(Recorded data)

------------------------------

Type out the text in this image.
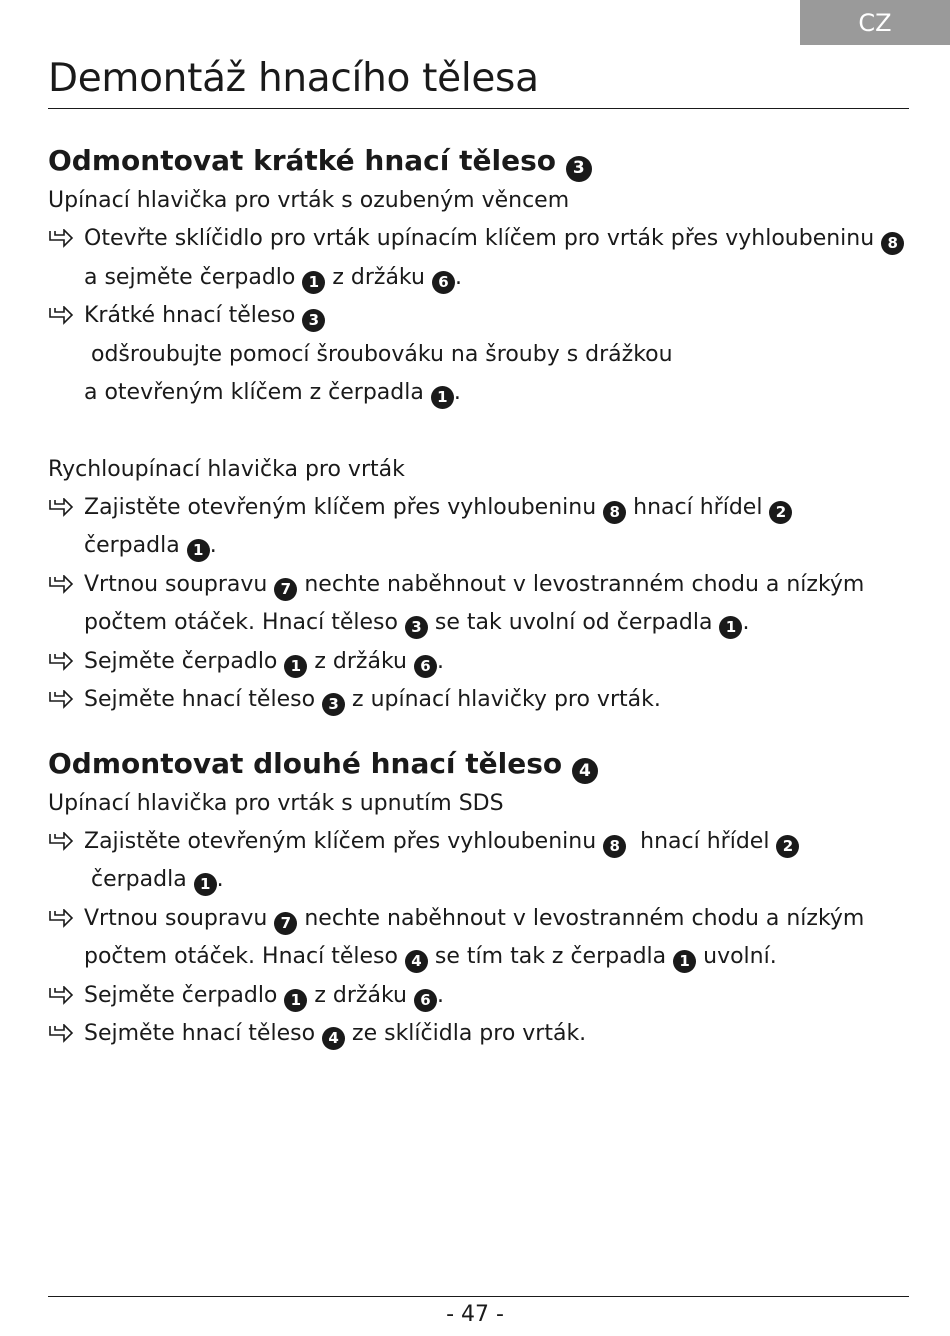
CZ
Demontáž hnacího tělesa
Odmontovat krátké hnací těleso 3

Upínací hlavička pro vrták s ozubeným věncem

Otevřte sklíčidlo pro vrták upínacím klíčem pro vrták přes vyhloubeninu 8
a sejměte čerpadlo 1 z držáku 6 .
Krátké hnací těleso 3 odšroubujte pomocí šroubováku na šrouby s drážkou
a otevřeným klíčem z čerpadla 1 .

Rychloupínací hlavička pro vrták

Zajistěte otevřeným klíčem přes vyhloubeninu 8 hnací hřídel 2
čerpadla 1 .
Vrtnou soupravu 7 nechte naběhnout v levostranném chodu a nízkým
počtem otáček. Hnací těleso 3 se tak uvolní od čerpadla 1 .
Sejměte čerpadlo 1 z držáku 6 .
Sejměte hnací těleso 3 z upínací hlavičky pro vrták.
Odmontovat dlouhé hnací těleso 4

Upínací hlavička pro vrták s upnutím SDS

Zajistěte otevřeným klíčem přes vyhloubeninu 8  hnací hřídel 2 čerpadla 1 .
Vrtnou soupravu 7 nechte naběhnout v levostranném chodu a nízkým
počtem otáček. Hnací těleso 4 se tím tak z čerpadla 1 uvolní.
Sejměte čerpadlo 1 z držáku 6 .
Sejměte hnací těleso 4 ze sklíčidla pro vrták.
- 47 -
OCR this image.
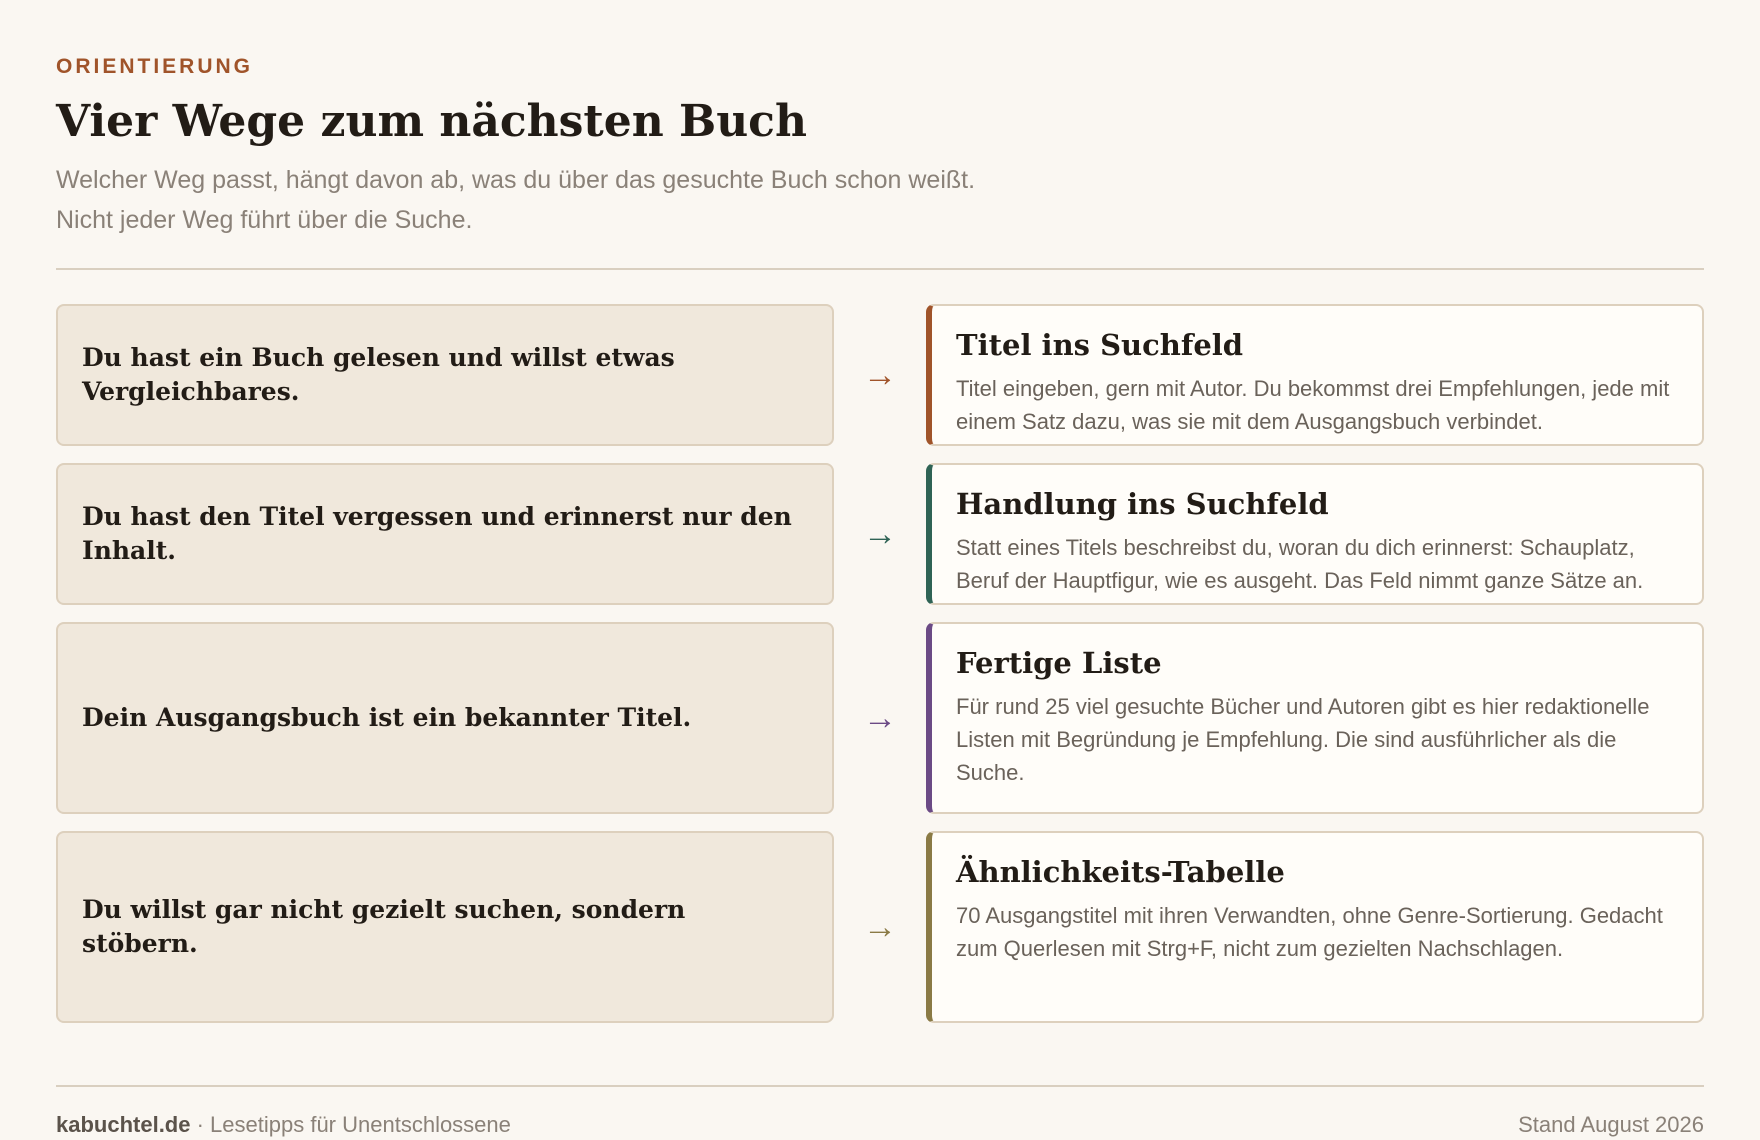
ORIENTIERUNG

Vier Wege zum nächsten Buch

Welcher Weg passt, hängt davon ab, was du über das gesuchte Buch schon weißt. Nicht jeder Weg führt über die Suche.

Du hast ein Buch gelesen und willst etwas Vergleichbares.	→
Titel ins Suchfeld

Titel eingeben, gern mit Autor. Du bekommst drei Empfehlungen, jede mit einem Satz dazu, was sie mit dem Ausgangsbuch verbindet.

Du hast den Titel vergessen und erinnerst nur den Inhalt.	→
Handlung ins Suchfeld

Statt eines Titels beschreibst du, woran du dich erinnerst: Schauplatz, Beruf der Hauptfigur, wie es ausgeht. Das Feld nimmt ganze Sätze an.

Dein Ausgangsbuch ist ein bekannter Titel.	→
Fertige Liste

Für rund 25 viel gesuchte Bücher und Autoren gibt es hier redaktionelle Listen mit Begründung je Empfehlung. Die sind ausführlicher als die Suche.

Du willst gar nicht gezielt suchen, sondern stöbern.	→
Ähnlichkeits-Tabelle

70 Ausgangstitel mit ihren Verwandten, ohne Genre-Sortierung. Gedacht zum Querlesen mit Strg+F, nicht zum gezielten Nachschlagen.

kabuchtel.de · Lesetipps für Unentschlossene	Stand August 2026
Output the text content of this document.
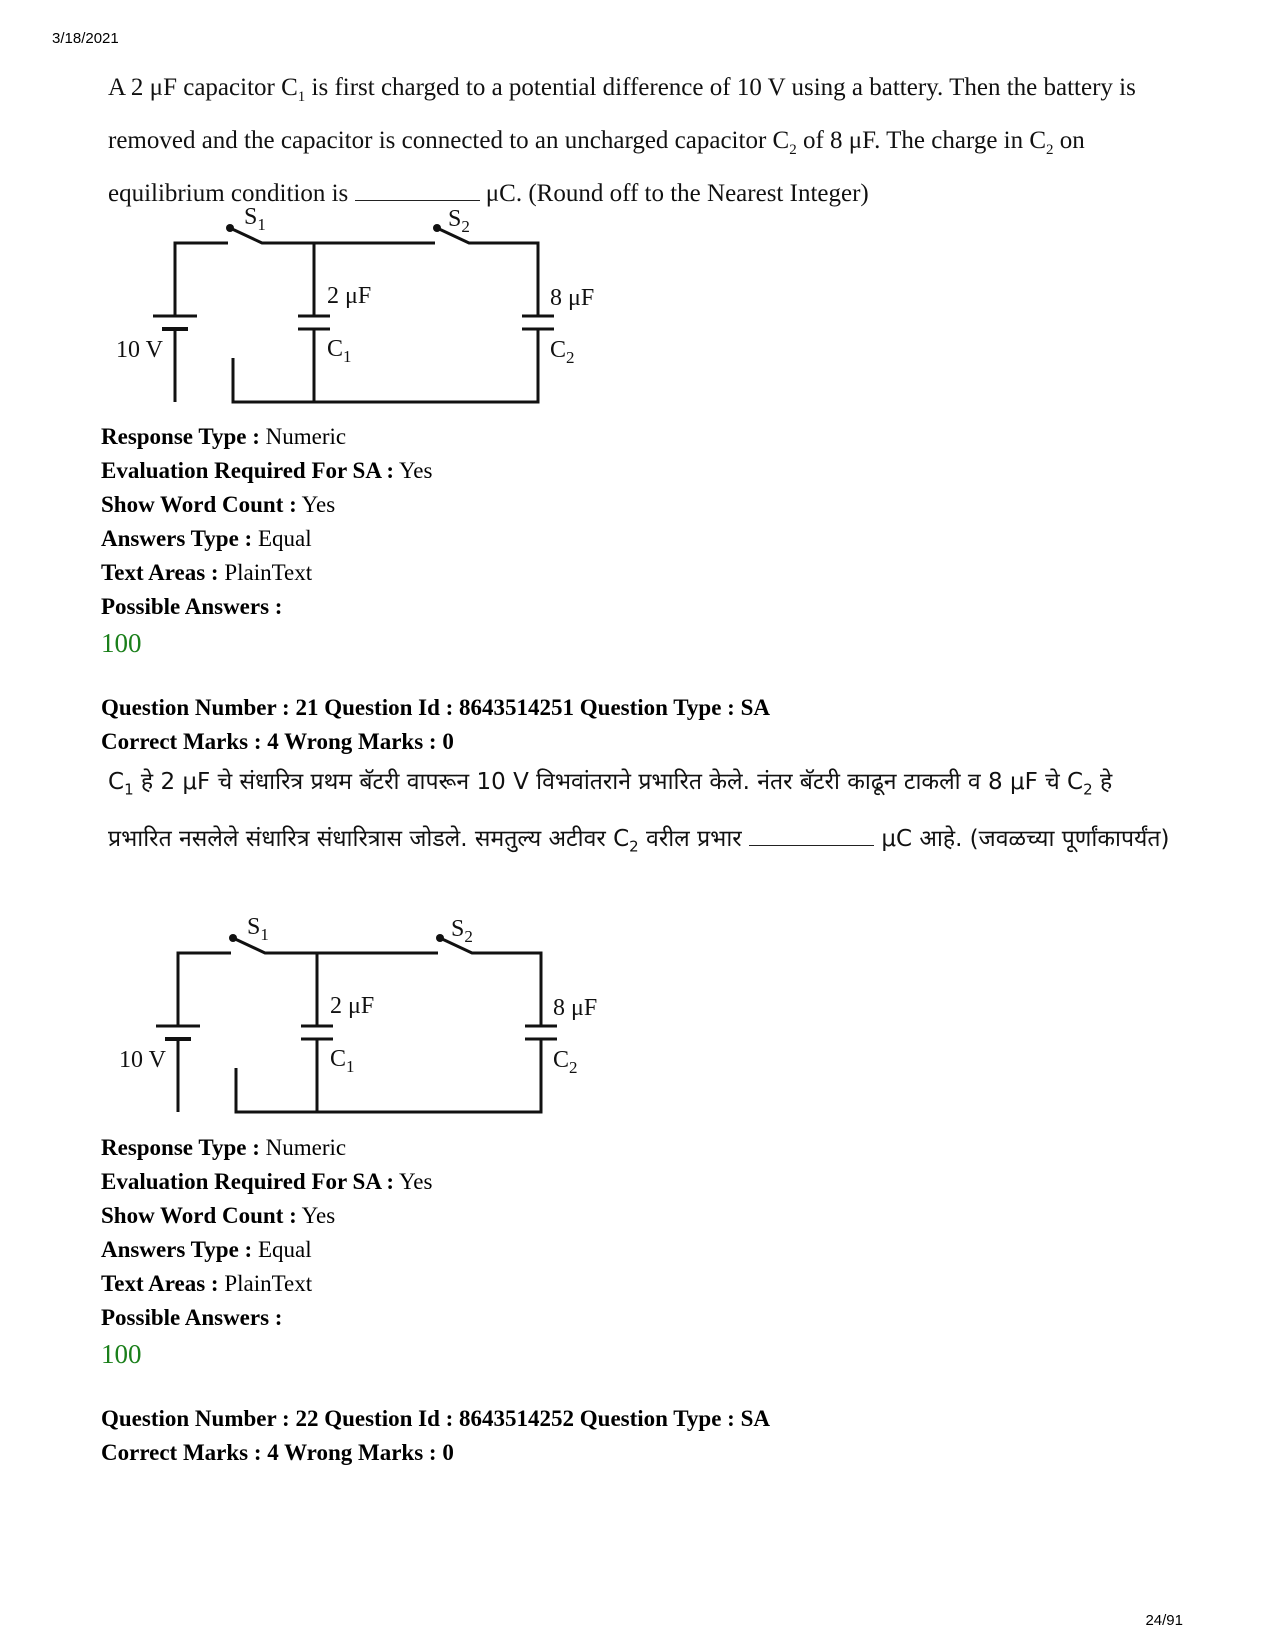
3/18/2021
A 2 μF capacitor $C_1$ is first charged to a potential difference of 10 V using a battery. Then the battery is removed and the capacitor is connected to an uncharged capacitor $C_2$ of 8 μF. The charge in $C_2$ on equilibrium condition is	μC. (Round off to the Nearest Integer)
$S_1$	$S_2$
2 μF
$C_1$
8 μF
$C_2$
10 V
Response Type : Numeric
Evaluation Required For SA : Yes
Show Word Count : Yes
Answers Type : Equal
Text Areas : PlainText
Possible Answers :
100
Question Number : 21 Question Id : 8643514251 Question Type : SA
Correct Marks : 4 Wrong Marks : 0
$C_1$ हे 2 μF चे संधारित्र प्रथम बॅटरी वापरून 10 V विभवांतराने प्रभारित केले. नंतर बॅटरी काढून टाकली व 8 μF चे $C_2$ हे प्रभारित नसलेले संधारित्र संधारित्रास जोडले. समतुल्य अटीवर $C_2$ वरील प्रभार	μC आहे. (जवळच्या पूर्णांकापर्यंत)
$S_1$	$S_2$
2 μF
$C_1$
8 μF
$C_2$
10 V
Response Type : Numeric
Evaluation Required For SA : Yes
Show Word Count : Yes
Answers Type : Equal
Text Areas : PlainText
Possible Answers :
100
Question Number : 22 Question Id : 8643514252 Question Type : SA
Correct Marks : 4 Wrong Marks : 0
24/91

------------------------------

**What to produce**
Pictures are excluded; copy all other data exactly as shown.

**The response**
Type out the text in this image.
CZ
Demontáž hnacího tělesa
Odmontovat krátké hnací těleso 3

Upínací hlavička pro vrták s ozubeným věncem

Otevřte sklíčidlo pro vrták upínacím klíčem pro vrták přes vyhloubeninu 8
a sejměte čerpadlo 1 z držáku 6 .
Krátké hnací těleso 3 odšroubujte pomocí šroubováku na šrouby s drážkou
a otevřeným klíčem z čerpadla 1 .

Rychloupínací hlavička pro vrták

Zajistěte otevřeným klíčem přes vyhloubeninu 8 hnací hřídel 2
čerpadla 1 .
Vrtnou soupravu 7 nechte naběhnout v levostranném chodu a nízkým
počtem otáček. Hnací těleso 3 se tak uvolní od čerpadla 1 .
Sejměte čerpadlo 1 z držáku 6 .
Sejměte hnací těleso 3 z upínací hlavičky pro vrták.
Odmontovat dlouhé hnací těleso 4

Upínací hlavička pro vrták s upnutím SDS

Zajistěte otevřeným klíčem přes vyhloubeninu 8  hnací hřídel 2 čerpadla 1 .
Vrtnou soupravu 7 nechte naběhnout v levostranném chodu a nízkým
počtem otáček. Hnací těleso 4 se tím tak z čerpadla 1 uvolní.
Sejměte čerpadlo 1 z držáku 6 .
Sejměte hnací těleso 4 ze sklíčidla pro vrták.
- 47 -
OCR this image.
ORIENTIERUNG

Vier Wege zum nächsten Buch

Welcher Weg passt, hängt davon ab, was du über das gesuchte Buch schon weißt. Nicht jeder Weg führt über die Suche.

Du hast ein Buch gelesen und willst etwas Vergleichbares.	→
Titel ins Suchfeld

Titel eingeben, gern mit Autor. Du bekommst drei Empfehlungen, jede mit einem Satz dazu, was sie mit dem Ausgangsbuch verbindet.

Du hast den Titel vergessen und erinnerst nur den Inhalt.	→
Handlung ins Suchfeld

Statt eines Titels beschreibst du, woran du dich erinnerst: Schauplatz, Beruf der Hauptfigur, wie es ausgeht. Das Feld nimmt ganze Sätze an.

Dein Ausgangsbuch ist ein bekannter Titel.	→
Fertige Liste

Für rund 25 viel gesuchte Bücher und Autoren gibt es hier redaktionelle Listen mit Begründung je Empfehlung. Die sind ausführlicher als die Suche.

Du willst gar nicht gezielt suchen, sondern stöbern.	→
Ähnlichkeits-Tabelle

70 Ausgangstitel mit ihren Verwandten, ohne Genre-Sortierung. Gedacht zum Querlesen mit Strg+F, nicht zum gezielten Nachschlagen.

kabuchtel.de · Lesetipps für Unentschlossene	Stand August 2026
Output the text content of this document.
3/18/2021
A 2 μF capacitor $C_1$ is first charged to a potential difference of 10 V using a battery. Then the battery is removed and the capacitor is connected to an uncharged capacitor $C_2$ of 8 μF. The charge in $C_2$ on equilibrium condition is	μC. (Round off to the Nearest Integer)
$S_1$	$S_2$
2 μF
$C_1$
8 μF
$C_2$
10 V
Response Type : Numeric
Evaluation Required For SA : Yes
Show Word Count : Yes
Answers Type : Equal
Text Areas : PlainText
Possible Answers :
100
Question Number : 21 Question Id : 8643514251 Question Type : SA
Correct Marks : 4 Wrong Marks : 0
$C_1$ हे 2 μF चे संधारित्र प्रथम बॅटरी वापरून 10 V विभवांतराने प्रभारित केले. नंतर बॅटरी काढून टाकली व 8 μF चे $C_2$ हे प्रभारित नसलेले संधारित्र संधारित्रास जोडले. समतुल्य अटीवर $C_2$ वरील प्रभार	μC आहे. (जवळच्या पूर्णांकापर्यंत)
$S_1$	$S_2$
2 μF
$C_1$
8 μF
$C_2$
10 V
Response Type : Numeric
Evaluation Required For SA : Yes
Show Word Count : Yes
Answers Type : Equal
Text Areas : PlainText
Possible Answers :
100
Question Number : 22 Question Id : 8643514252 Question Type : SA
Correct Marks : 4 Wrong Marks : 0
24/91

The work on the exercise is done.